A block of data
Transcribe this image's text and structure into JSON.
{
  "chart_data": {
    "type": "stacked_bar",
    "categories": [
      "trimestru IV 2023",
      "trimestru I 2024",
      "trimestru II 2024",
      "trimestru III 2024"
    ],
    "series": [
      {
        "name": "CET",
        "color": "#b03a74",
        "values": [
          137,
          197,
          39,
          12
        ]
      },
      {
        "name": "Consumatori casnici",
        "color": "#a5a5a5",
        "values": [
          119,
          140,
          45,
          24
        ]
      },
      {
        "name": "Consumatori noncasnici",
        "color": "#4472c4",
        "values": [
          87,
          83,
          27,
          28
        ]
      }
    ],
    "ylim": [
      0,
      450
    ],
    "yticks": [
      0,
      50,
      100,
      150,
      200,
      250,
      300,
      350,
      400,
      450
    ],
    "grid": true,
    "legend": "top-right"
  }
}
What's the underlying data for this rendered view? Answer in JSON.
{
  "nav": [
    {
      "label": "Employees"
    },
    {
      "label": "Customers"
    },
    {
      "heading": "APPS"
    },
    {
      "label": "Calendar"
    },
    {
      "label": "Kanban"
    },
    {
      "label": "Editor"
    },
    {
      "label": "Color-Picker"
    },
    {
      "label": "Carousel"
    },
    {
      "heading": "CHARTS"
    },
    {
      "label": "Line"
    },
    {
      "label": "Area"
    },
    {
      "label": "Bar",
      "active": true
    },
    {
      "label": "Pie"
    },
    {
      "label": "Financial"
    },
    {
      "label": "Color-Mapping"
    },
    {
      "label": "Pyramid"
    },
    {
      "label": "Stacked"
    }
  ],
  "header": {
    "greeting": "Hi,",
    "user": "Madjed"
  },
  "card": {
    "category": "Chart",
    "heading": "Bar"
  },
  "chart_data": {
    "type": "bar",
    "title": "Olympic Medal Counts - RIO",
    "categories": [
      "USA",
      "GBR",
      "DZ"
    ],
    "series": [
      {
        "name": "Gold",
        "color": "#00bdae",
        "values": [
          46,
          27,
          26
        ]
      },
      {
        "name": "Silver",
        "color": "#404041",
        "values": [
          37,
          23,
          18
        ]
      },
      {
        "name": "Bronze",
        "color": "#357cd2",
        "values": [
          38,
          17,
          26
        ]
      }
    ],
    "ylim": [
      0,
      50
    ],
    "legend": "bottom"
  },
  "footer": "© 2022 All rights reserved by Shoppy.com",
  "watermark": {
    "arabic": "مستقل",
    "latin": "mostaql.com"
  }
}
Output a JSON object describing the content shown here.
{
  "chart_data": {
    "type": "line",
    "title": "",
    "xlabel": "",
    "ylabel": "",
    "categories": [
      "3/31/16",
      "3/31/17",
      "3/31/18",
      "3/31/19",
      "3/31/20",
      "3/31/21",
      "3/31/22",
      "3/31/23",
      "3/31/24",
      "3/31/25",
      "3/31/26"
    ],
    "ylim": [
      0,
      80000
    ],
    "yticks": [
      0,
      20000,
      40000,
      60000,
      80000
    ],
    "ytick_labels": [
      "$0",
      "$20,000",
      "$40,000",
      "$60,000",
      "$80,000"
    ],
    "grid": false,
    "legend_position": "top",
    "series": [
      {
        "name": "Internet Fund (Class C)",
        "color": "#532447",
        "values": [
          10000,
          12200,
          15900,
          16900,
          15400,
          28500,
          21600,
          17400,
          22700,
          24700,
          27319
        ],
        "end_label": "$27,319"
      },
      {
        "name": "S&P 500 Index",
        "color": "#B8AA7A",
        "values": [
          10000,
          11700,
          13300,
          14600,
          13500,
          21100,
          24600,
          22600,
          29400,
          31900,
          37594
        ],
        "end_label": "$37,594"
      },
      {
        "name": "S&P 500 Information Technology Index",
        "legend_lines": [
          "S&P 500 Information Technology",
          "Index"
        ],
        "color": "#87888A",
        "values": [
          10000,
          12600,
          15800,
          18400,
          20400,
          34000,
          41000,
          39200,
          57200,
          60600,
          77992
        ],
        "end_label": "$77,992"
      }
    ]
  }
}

WHAT THE TASK ASKS: Reproduce each entry above exactly, keeping every word.

FINAL RESULT:
Transcribe this image's text and structure into JSON.
{
  "chart_data": {
    "type": "stacked_bar",
    "categories": [
      "trimestru IV 2023",
      "trimestru I 2024",
      "trimestru II 2024",
      "trimestru III 2024"
    ],
    "series": [
      {
        "name": "CET",
        "color": "#b03a74",
        "values": [
          137,
          197,
          39,
          12
        ]
      },
      {
        "name": "Consumatori casnici",
        "color": "#a5a5a5",
        "values": [
          119,
          140,
          45,
          24
        ]
      },
      {
        "name": "Consumatori noncasnici",
        "color": "#4472c4",
        "values": [
          87,
          83,
          27,
          28
        ]
      }
    ],
    "ylim": [
      0,
      450
    ],
    "yticks": [
      0,
      50,
      100,
      150,
      200,
      250,
      300,
      350,
      400,
      450
    ],
    "grid": true,
    "legend": "top-right"
  }
}
What's the underlying data for this rendered view? Answer in JSON.
{
  "nav": [
    {
      "label": "Employees"
    },
    {
      "label": "Customers"
    },
    {
      "heading": "APPS"
    },
    {
      "label": "Calendar"
    },
    {
      "label": "Kanban"
    },
    {
      "label": "Editor"
    },
    {
      "label": "Color-Picker"
    },
    {
      "label": "Carousel"
    },
    {
      "heading": "CHARTS"
    },
    {
      "label": "Line"
    },
    {
      "label": "Area"
    },
    {
      "label": "Bar",
      "active": true
    },
    {
      "label": "Pie"
    },
    {
      "label": "Financial"
    },
    {
      "label": "Color-Mapping"
    },
    {
      "label": "Pyramid"
    },
    {
      "label": "Stacked"
    }
  ],
  "header": {
    "greeting": "Hi,",
    "user": "Madjed"
  },
  "card": {
    "category": "Chart",
    "heading": "Bar"
  },
  "chart_data": {
    "type": "bar",
    "title": "Olympic Medal Counts - RIO",
    "categories": [
      "USA",
      "GBR",
      "DZ"
    ],
    "series": [
      {
        "name": "Gold",
        "color": "#00bdae",
        "values": [
          46,
          27,
          26
        ]
      },
      {
        "name": "Silver",
        "color": "#404041",
        "values": [
          37,
          23,
          18
        ]
      },
      {
        "name": "Bronze",
        "color": "#357cd2",
        "values": [
          38,
          17,
          26
        ]
      }
    ],
    "ylim": [
      0,
      50
    ],
    "legend": "bottom"
  },
  "footer": "© 2022 All rights reserved by Shoppy.com",
  "watermark": {
    "arabic": "مستقل",
    "latin": "mostaql.com"
  }
}
Output a JSON object describing the content shown here.
{
  "chart_data": {
    "type": "line",
    "title": "",
    "xlabel": "",
    "ylabel": "",
    "categories": [
      "3/31/16",
      "3/31/17",
      "3/31/18",
      "3/31/19",
      "3/31/20",
      "3/31/21",
      "3/31/22",
      "3/31/23",
      "3/31/24",
      "3/31/25",
      "3/31/26"
    ],
    "ylim": [
      0,
      80000
    ],
    "yticks": [
      0,
      20000,
      40000,
      60000,
      80000
    ],
    "ytick_labels": [
      "$0",
      "$20,000",
      "$40,000",
      "$60,000",
      "$80,000"
    ],
    "grid": false,
    "legend_position": "top",
    "series": [
      {
        "name": "Internet Fund (Class C)",
        "color": "#532447",
        "values": [
          10000,
          12200,
          15900,
          16900,
          15400,
          28500,
          21600,
          17400,
          22700,
          24700,
          27319
        ],
        "end_label": "$27,319"
      },
      {
        "name": "S&P 500 Index",
        "color": "#B8AA7A",
        "values": [
          10000,
          11700,
          13300,
          14600,
          13500,
          21100,
          24600,
          22600,
          29400,
          31900,
          37594
        ],
        "end_label": "$37,594"
      },
      {
        "name": "S&P 500 Information Technology Index",
        "legend_lines": [
          "S&P 500 Information Technology",
          "Index"
        ],
        "color": "#87888A",
        "values": [
          10000,
          12600,
          15800,
          18400,
          20400,
          34000,
          41000,
          39200,
          57200,
          60600,
          77992
        ],
        "end_label": "$77,992"
      }
    ]
  }
}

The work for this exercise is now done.